-- BEGIN DATA ENTRIES --
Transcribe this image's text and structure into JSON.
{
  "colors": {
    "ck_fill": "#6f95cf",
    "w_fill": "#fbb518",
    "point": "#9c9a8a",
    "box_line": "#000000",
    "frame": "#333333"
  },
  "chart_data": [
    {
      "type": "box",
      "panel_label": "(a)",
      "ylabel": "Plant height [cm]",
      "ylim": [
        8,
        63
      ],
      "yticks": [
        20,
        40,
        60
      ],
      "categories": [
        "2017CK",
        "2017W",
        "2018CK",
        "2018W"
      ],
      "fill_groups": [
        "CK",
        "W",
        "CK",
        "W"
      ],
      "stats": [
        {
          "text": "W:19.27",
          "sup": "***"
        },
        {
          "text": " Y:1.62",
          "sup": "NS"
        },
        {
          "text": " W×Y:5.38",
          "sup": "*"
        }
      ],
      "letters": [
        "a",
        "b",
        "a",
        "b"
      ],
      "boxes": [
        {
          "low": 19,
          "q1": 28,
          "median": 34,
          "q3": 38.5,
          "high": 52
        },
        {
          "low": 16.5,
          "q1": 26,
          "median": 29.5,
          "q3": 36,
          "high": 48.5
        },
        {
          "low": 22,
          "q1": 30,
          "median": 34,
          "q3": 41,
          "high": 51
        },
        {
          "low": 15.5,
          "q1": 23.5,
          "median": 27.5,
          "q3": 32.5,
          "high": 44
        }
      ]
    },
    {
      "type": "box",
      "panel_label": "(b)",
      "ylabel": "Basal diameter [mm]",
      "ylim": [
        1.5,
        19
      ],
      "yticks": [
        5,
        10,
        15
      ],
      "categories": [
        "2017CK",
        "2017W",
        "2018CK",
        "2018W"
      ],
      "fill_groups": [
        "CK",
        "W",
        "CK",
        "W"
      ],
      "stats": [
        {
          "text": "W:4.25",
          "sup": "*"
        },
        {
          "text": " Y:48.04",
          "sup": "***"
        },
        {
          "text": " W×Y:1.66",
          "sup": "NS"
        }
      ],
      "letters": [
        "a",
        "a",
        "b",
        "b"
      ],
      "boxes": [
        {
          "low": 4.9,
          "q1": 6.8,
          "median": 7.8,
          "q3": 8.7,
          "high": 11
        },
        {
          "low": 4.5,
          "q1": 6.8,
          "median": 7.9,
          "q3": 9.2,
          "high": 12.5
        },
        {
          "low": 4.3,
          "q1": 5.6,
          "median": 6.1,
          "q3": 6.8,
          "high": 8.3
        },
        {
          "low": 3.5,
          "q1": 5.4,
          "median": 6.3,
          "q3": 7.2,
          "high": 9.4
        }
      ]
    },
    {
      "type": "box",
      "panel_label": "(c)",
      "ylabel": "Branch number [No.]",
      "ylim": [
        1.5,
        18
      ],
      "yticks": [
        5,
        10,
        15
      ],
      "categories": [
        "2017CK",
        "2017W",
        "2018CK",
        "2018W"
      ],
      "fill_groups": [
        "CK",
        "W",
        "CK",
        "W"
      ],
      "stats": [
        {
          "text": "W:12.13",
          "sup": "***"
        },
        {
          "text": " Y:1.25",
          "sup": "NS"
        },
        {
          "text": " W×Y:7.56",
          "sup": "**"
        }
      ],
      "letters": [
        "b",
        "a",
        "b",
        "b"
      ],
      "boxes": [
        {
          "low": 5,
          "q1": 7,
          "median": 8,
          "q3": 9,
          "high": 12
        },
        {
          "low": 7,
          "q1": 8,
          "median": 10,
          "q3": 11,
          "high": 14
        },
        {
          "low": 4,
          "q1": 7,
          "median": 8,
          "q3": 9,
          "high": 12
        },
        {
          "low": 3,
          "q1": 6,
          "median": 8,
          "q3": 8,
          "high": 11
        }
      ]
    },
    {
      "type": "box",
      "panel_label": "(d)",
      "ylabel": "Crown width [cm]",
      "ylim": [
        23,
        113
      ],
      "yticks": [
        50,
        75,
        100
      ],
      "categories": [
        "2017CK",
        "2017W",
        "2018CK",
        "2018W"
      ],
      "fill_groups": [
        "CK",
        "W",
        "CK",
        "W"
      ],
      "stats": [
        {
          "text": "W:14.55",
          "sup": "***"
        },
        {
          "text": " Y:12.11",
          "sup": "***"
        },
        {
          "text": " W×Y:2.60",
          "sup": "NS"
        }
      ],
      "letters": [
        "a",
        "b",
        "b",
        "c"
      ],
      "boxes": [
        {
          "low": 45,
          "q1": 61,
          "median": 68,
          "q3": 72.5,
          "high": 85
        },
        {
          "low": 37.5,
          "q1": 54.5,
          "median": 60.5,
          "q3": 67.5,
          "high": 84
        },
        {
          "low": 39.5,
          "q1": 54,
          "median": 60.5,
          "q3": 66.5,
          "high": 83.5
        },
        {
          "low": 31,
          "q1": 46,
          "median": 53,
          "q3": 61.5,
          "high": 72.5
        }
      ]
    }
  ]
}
-- END DATA ENTRIES --
EXERCISE: Exact output of every entry is required.

RESPONSE FOR THIS EXERCISE:
Transcribe this image's text and structure into JSON.
{
  "colors": {
    "ck_fill": "#6f95cf",
    "w_fill": "#fbb518",
    "point": "#9c9a8a",
    "box_line": "#000000",
    "frame": "#333333"
  },
  "chart_data": [
    {
      "type": "box",
      "panel_label": "(a)",
      "ylabel": "Plant height [cm]",
      "ylim": [
        8,
        63
      ],
      "yticks": [
        20,
        40,
        60
      ],
      "categories": [
        "2017CK",
        "2017W",
        "2018CK",
        "2018W"
      ],
      "fill_groups": [
        "CK",
        "W",
        "CK",
        "W"
      ],
      "stats": [
        {
          "text": "W:19.27",
          "sup": "***"
        },
        {
          "text": " Y:1.62",
          "sup": "NS"
        },
        {
          "text": " W×Y:5.38",
          "sup": "*"
        }
      ],
      "letters": [
        "a",
        "b",
        "a",
        "b"
      ],
      "boxes": [
        {
          "low": 19,
          "q1": 28,
          "median": 34,
          "q3": 38.5,
          "high": 52
        },
        {
          "low": 16.5,
          "q1": 26,
          "median": 29.5,
          "q3": 36,
          "high": 48.5
        },
        {
          "low": 22,
          "q1": 30,
          "median": 34,
          "q3": 41,
          "high": 51
        },
        {
          "low": 15.5,
          "q1": 23.5,
          "median": 27.5,
          "q3": 32.5,
          "high": 44
        }
      ]
    },
    {
      "type": "box",
      "panel_label": "(b)",
      "ylabel": "Basal diameter [mm]",
      "ylim": [
        1.5,
        19
      ],
      "yticks": [
        5,
        10,
        15
      ],
      "categories": [
        "2017CK",
        "2017W",
        "2018CK",
        "2018W"
      ],
      "fill_groups": [
        "CK",
        "W",
        "CK",
        "W"
      ],
      "stats": [
        {
          "text": "W:4.25",
          "sup": "*"
        },
        {
          "text": " Y:48.04",
          "sup": "***"
        },
        {
          "text": " W×Y:1.66",
          "sup": "NS"
        }
      ],
      "letters": [
        "a",
        "a",
        "b",
        "b"
      ],
      "boxes": [
        {
          "low": 4.9,
          "q1": 6.8,
          "median": 7.8,
          "q3": 8.7,
          "high": 11
        },
        {
          "low": 4.5,
          "q1": 6.8,
          "median": 7.9,
          "q3": 9.2,
          "high": 12.5
        },
        {
          "low": 4.3,
          "q1": 5.6,
          "median": 6.1,
          "q3": 6.8,
          "high": 8.3
        },
        {
          "low": 3.5,
          "q1": 5.4,
          "median": 6.3,
          "q3": 7.2,
          "high": 9.4
        }
      ]
    },
    {
      "type": "box",
      "panel_label": "(c)",
      "ylabel": "Branch number [No.]",
      "ylim": [
        1.5,
        18
      ],
      "yticks": [
        5,
        10,
        15
      ],
      "categories": [
        "2017CK",
        "2017W",
        "2018CK",
        "2018W"
      ],
      "fill_groups": [
        "CK",
        "W",
        "CK",
        "W"
      ],
      "stats": [
        {
          "text": "W:12.13",
          "sup": "***"
        },
        {
          "text": " Y:1.25",
          "sup": "NS"
        },
        {
          "text": " W×Y:7.56",
          "sup": "**"
        }
      ],
      "letters": [
        "b",
        "a",
        "b",
        "b"
      ],
      "boxes": [
        {
          "low": 5,
          "q1": 7,
          "median": 8,
          "q3": 9,
          "high": 12
        },
        {
          "low": 7,
          "q1": 8,
          "median": 10,
          "q3": 11,
          "high": 14
        },
        {
          "low": 4,
          "q1": 7,
          "median": 8,
          "q3": 9,
          "high": 12
        },
        {
          "low": 3,
          "q1": 6,
          "median": 8,
          "q3": 8,
          "high": 11
        }
      ]
    },
    {
      "type": "box",
      "panel_label": "(d)",
      "ylabel": "Crown width [cm]",
      "ylim": [
        23,
        113
      ],
      "yticks": [
        50,
        75,
        100
      ],
      "categories": [
        "2017CK",
        "2017W",
        "2018CK",
        "2018W"
      ],
      "fill_groups": [
        "CK",
        "W",
        "CK",
        "W"
      ],
      "stats": [
        {
          "text": "W:14.55",
          "sup": "***"
        },
        {
          "text": " Y:12.11",
          "sup": "***"
        },
        {
          "text": " W×Y:2.60",
          "sup": "NS"
        }
      ],
      "letters": [
        "a",
        "b",
        "b",
        "c"
      ],
      "boxes": [
        {
          "low": 45,
          "q1": 61,
          "median": 68,
          "q3": 72.5,
          "high": 85
        },
        {
          "low": 37.5,
          "q1": 54.5,
          "median": 60.5,
          "q3": 67.5,
          "high": 84
        },
        {
          "low": 39.5,
          "q1": 54,
          "median": 60.5,
          "q3": 66.5,
          "high": 83.5
        },
        {
          "low": 31,
          "q1": 46,
          "median": 53,
          "q3": 61.5,
          "high": 72.5
        }
      ]
    }
  ]
}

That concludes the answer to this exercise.